### [Set problem]
Copy each line of the entries that contains the word "future".

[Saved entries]
** START **

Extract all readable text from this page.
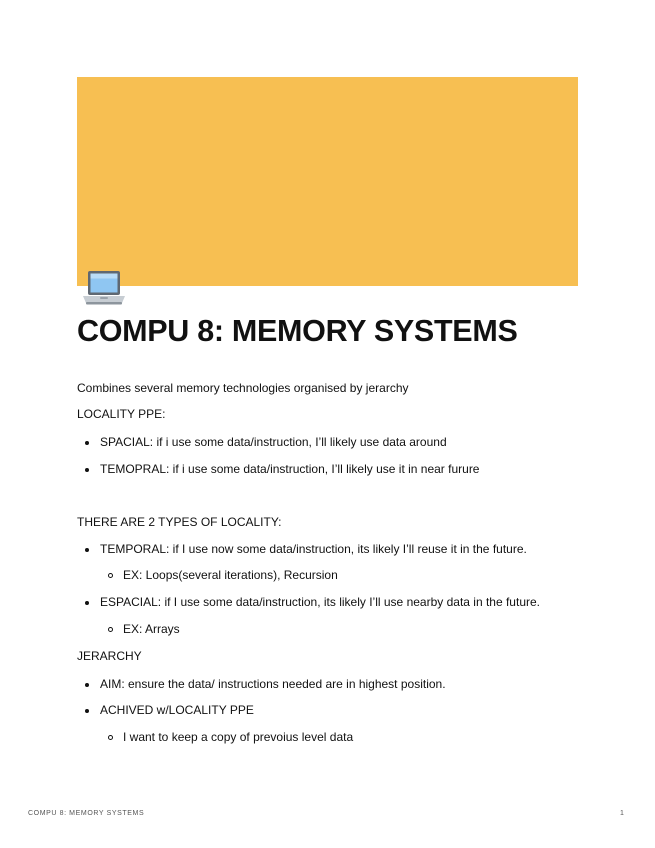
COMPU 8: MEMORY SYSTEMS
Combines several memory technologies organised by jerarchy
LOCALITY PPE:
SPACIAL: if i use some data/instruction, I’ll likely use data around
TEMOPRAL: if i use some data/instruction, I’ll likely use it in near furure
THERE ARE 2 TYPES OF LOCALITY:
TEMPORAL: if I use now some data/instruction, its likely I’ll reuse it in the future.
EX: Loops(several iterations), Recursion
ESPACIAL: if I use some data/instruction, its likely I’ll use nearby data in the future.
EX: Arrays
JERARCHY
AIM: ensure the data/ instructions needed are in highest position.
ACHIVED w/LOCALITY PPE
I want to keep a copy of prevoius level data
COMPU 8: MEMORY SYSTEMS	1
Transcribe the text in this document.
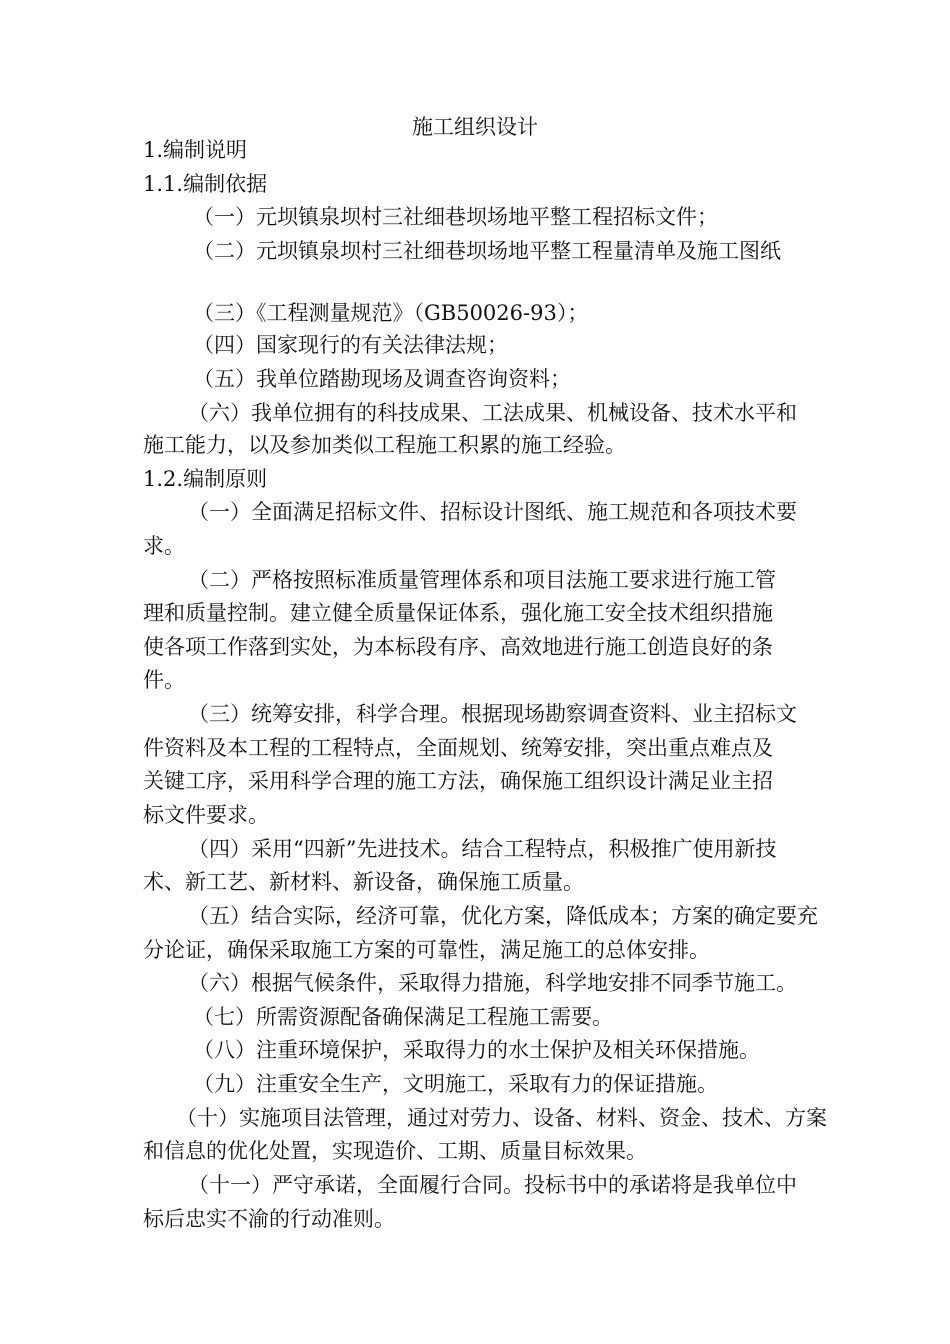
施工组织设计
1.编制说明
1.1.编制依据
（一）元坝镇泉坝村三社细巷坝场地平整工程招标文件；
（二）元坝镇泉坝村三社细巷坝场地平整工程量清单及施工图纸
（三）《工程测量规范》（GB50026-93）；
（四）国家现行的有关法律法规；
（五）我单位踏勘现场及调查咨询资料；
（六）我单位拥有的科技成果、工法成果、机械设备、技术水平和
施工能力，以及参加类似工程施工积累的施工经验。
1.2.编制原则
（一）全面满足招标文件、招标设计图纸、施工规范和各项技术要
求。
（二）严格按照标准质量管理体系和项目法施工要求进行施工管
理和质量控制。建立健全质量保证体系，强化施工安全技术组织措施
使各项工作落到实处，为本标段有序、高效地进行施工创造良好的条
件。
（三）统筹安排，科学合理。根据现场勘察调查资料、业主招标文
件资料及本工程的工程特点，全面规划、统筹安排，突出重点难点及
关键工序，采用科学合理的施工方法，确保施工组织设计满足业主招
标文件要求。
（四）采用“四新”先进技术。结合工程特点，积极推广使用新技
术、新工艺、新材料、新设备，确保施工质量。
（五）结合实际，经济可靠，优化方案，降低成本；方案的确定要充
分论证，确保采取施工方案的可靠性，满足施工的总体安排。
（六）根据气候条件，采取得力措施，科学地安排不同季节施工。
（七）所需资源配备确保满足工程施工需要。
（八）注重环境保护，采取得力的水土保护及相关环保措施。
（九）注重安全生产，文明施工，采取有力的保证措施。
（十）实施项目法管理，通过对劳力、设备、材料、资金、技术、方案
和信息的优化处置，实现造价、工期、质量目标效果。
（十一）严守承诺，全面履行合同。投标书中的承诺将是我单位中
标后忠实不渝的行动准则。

** END **

### [Correct response]
TEMPORAL: if I use now some data/instruction, its likely I’ll reuse it in the future.
ESPACIAL: if I use some data/instruction, its likely I’ll use nearby data in the future.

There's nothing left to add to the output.